■ Exercise
Please return each of the entries that follow, unchanged in every word.

** Supplied data follows **

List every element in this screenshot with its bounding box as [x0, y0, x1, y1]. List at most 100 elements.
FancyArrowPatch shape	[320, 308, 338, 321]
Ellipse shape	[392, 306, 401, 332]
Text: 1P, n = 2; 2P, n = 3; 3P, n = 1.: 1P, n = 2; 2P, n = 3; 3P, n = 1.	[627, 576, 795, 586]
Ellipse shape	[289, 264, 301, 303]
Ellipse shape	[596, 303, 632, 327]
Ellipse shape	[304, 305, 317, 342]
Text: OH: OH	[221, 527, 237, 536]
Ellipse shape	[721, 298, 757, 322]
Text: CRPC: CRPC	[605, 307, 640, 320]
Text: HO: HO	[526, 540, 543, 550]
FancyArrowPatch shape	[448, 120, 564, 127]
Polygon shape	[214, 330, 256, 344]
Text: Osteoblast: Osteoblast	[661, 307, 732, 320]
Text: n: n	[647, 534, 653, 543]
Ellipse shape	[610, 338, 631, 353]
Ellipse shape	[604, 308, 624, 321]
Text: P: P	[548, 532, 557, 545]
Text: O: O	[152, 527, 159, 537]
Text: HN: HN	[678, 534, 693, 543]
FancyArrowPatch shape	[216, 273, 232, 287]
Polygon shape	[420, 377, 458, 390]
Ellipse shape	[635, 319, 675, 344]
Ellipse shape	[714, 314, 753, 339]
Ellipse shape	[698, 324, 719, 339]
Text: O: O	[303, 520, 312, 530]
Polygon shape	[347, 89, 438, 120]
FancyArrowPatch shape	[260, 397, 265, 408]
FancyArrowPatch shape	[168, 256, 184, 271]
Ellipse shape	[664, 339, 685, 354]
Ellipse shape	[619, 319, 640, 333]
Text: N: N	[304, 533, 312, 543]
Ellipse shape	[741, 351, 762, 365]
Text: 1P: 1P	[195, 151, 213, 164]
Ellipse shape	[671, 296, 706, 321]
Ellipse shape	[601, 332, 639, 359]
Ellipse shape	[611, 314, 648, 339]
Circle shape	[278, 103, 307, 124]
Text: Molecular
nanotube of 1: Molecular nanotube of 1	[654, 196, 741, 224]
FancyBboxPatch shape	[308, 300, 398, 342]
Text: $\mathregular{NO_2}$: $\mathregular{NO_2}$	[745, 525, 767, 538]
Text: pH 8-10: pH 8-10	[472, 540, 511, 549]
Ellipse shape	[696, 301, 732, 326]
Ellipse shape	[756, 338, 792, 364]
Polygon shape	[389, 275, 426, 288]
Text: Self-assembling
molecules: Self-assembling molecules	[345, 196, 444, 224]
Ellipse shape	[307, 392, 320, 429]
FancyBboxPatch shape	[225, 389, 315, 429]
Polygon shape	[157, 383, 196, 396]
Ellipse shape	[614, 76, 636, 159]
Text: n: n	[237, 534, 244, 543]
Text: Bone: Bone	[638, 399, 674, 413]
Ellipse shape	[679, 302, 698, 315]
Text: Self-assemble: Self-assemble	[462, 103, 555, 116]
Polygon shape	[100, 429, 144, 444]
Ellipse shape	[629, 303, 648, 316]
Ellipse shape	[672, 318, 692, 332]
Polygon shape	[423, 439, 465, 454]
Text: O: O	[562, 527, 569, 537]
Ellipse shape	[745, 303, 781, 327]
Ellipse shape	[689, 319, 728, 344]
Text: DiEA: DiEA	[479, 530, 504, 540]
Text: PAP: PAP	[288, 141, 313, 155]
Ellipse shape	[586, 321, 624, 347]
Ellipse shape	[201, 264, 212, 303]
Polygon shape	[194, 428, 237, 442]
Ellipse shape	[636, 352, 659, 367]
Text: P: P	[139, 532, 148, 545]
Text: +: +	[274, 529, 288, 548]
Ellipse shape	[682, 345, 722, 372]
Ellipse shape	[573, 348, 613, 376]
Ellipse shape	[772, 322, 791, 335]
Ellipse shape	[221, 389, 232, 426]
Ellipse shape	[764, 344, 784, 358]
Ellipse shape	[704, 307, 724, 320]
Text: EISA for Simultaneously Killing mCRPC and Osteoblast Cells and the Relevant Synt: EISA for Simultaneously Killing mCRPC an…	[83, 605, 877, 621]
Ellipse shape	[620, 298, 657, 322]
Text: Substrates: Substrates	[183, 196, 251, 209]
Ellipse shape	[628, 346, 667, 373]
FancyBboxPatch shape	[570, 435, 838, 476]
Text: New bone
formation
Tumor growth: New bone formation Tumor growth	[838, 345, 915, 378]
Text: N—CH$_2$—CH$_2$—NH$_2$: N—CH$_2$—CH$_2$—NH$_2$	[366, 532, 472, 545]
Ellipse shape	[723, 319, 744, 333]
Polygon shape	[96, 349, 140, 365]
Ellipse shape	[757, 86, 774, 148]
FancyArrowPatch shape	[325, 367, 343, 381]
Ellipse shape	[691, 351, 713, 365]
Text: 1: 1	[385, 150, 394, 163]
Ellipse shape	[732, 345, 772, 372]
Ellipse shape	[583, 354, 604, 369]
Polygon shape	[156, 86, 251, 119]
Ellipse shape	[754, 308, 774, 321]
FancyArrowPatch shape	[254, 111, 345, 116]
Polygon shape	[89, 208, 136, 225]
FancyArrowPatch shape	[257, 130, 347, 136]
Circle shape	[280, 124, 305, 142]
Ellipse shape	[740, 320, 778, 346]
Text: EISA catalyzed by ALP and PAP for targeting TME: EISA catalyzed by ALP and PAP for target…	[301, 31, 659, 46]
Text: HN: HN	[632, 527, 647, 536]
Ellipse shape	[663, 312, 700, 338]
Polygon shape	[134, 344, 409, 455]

** End of Supplied data **

■ Your solution
List every element in this screenshot with its bounding box as [x0, y0, x1, y1]. List at most 100 elements.
FancyArrowPatch shape	[320, 308, 338, 321]
Ellipse shape	[392, 306, 401, 332]
Text: 1P, n = 2; 2P, n = 3; 3P, n = 1.: 1P, n = 2; 2P, n = 3; 3P, n = 1.	[627, 576, 795, 586]
Ellipse shape	[289, 264, 301, 303]
Ellipse shape	[596, 303, 632, 327]
Ellipse shape	[304, 305, 317, 342]
Text: OH: OH	[221, 527, 237, 536]
Ellipse shape	[721, 298, 757, 322]
Text: CRPC: CRPC	[605, 307, 640, 320]
Text: HO: HO	[526, 540, 543, 550]
FancyArrowPatch shape	[448, 120, 564, 127]
Polygon shape	[214, 330, 256, 344]
Text: Osteoblast: Osteoblast	[661, 307, 732, 320]
Text: n: n	[647, 534, 653, 543]
Ellipse shape	[610, 338, 631, 353]
Ellipse shape	[604, 308, 624, 321]
Text: P: P	[548, 532, 557, 545]
Text: O: O	[152, 527, 159, 537]
Text: HN: HN	[678, 534, 693, 543]
FancyArrowPatch shape	[216, 273, 232, 287]
Polygon shape	[420, 377, 458, 390]
Ellipse shape	[635, 319, 675, 344]
Ellipse shape	[714, 314, 753, 339]
Ellipse shape	[698, 324, 719, 339]
Text: O: O	[303, 520, 312, 530]
Polygon shape	[347, 89, 438, 120]
FancyArrowPatch shape	[260, 397, 265, 408]
FancyArrowPatch shape	[168, 256, 184, 271]
Ellipse shape	[664, 339, 685, 354]
Ellipse shape	[619, 319, 640, 333]
Text: N: N	[304, 533, 312, 543]
Ellipse shape	[741, 351, 762, 365]
Text: 1P: 1P	[195, 151, 213, 164]
Ellipse shape	[671, 296, 706, 321]
Ellipse shape	[601, 332, 639, 359]
Ellipse shape	[611, 314, 648, 339]
Circle shape	[278, 103, 307, 124]
Text: Molecular
nanotube of 1: Molecular nanotube of 1	[654, 196, 741, 224]
FancyBboxPatch shape	[308, 300, 398, 342]
Text: $\mathregular{NO_2}$: $\mathregular{NO_2}$	[745, 525, 767, 538]
Text: pH 8-10: pH 8-10	[472, 540, 511, 549]
Ellipse shape	[696, 301, 732, 326]
Ellipse shape	[756, 338, 792, 364]
Polygon shape	[389, 275, 426, 288]
Text: Self-assembling
molecules: Self-assembling molecules	[345, 196, 444, 224]
Ellipse shape	[307, 392, 320, 429]
FancyBboxPatch shape	[225, 389, 315, 429]
Polygon shape	[157, 383, 196, 396]
Ellipse shape	[614, 76, 636, 159]
Text: n: n	[237, 534, 244, 543]
Text: Bone: Bone	[638, 399, 674, 413]
Ellipse shape	[679, 302, 698, 315]
Text: Self-assemble: Self-assemble	[462, 103, 555, 116]
Polygon shape	[100, 429, 144, 444]
Ellipse shape	[629, 303, 648, 316]
Ellipse shape	[672, 318, 692, 332]
Polygon shape	[423, 439, 465, 454]
Text: O: O	[562, 527, 569, 537]
Ellipse shape	[745, 303, 781, 327]
Ellipse shape	[689, 319, 728, 344]
Text: DiEA: DiEA	[479, 530, 504, 540]
Text: PAP: PAP	[288, 141, 313, 155]
Ellipse shape	[586, 321, 624, 347]
Ellipse shape	[201, 264, 212, 303]
Polygon shape	[194, 428, 237, 442]
Ellipse shape	[636, 352, 659, 367]
Text: P: P	[139, 532, 148, 545]
Text: +: +	[274, 529, 288, 548]
Ellipse shape	[682, 345, 722, 372]
Ellipse shape	[573, 348, 613, 376]
Ellipse shape	[772, 322, 791, 335]
Ellipse shape	[221, 389, 232, 426]
Ellipse shape	[764, 344, 784, 358]
Ellipse shape	[704, 307, 724, 320]
Text: EISA for Simultaneously Killing mCRPC and Osteoblast Cells and the Relevant Synt: EISA for Simultaneously Killing mCRPC an…	[83, 605, 877, 621]
Ellipse shape	[620, 298, 657, 322]
Text: Substrates: Substrates	[183, 196, 251, 209]
Ellipse shape	[628, 346, 667, 373]
FancyBboxPatch shape	[570, 435, 838, 476]
Text: New bone
formation
Tumor growth: New bone formation Tumor growth	[838, 345, 915, 378]
Text: N—CH$_2$—CH$_2$—NH$_2$: N—CH$_2$—CH$_2$—NH$_2$	[366, 532, 472, 545]
Ellipse shape	[723, 319, 744, 333]
Polygon shape	[96, 349, 140, 365]
Ellipse shape	[757, 86, 774, 148]
FancyArrowPatch shape	[325, 367, 343, 381]
Ellipse shape	[691, 351, 713, 365]
Text: 1: 1	[385, 150, 394, 163]
Ellipse shape	[732, 345, 772, 372]
Ellipse shape	[583, 354, 604, 369]
Polygon shape	[156, 86, 251, 119]
Ellipse shape	[754, 308, 774, 321]
FancyArrowPatch shape	[254, 111, 345, 116]
Polygon shape	[89, 208, 136, 225]
FancyArrowPatch shape	[257, 130, 347, 136]
Circle shape	[280, 124, 305, 142]
Ellipse shape	[740, 320, 778, 346]
Text: EISA catalyzed by ALP and PAP for targeting TME: EISA catalyzed by ALP and PAP for target…	[301, 31, 659, 46]
Text: HN: HN	[632, 527, 647, 536]
Ellipse shape	[663, 312, 700, 338]
Polygon shape	[134, 344, 409, 455]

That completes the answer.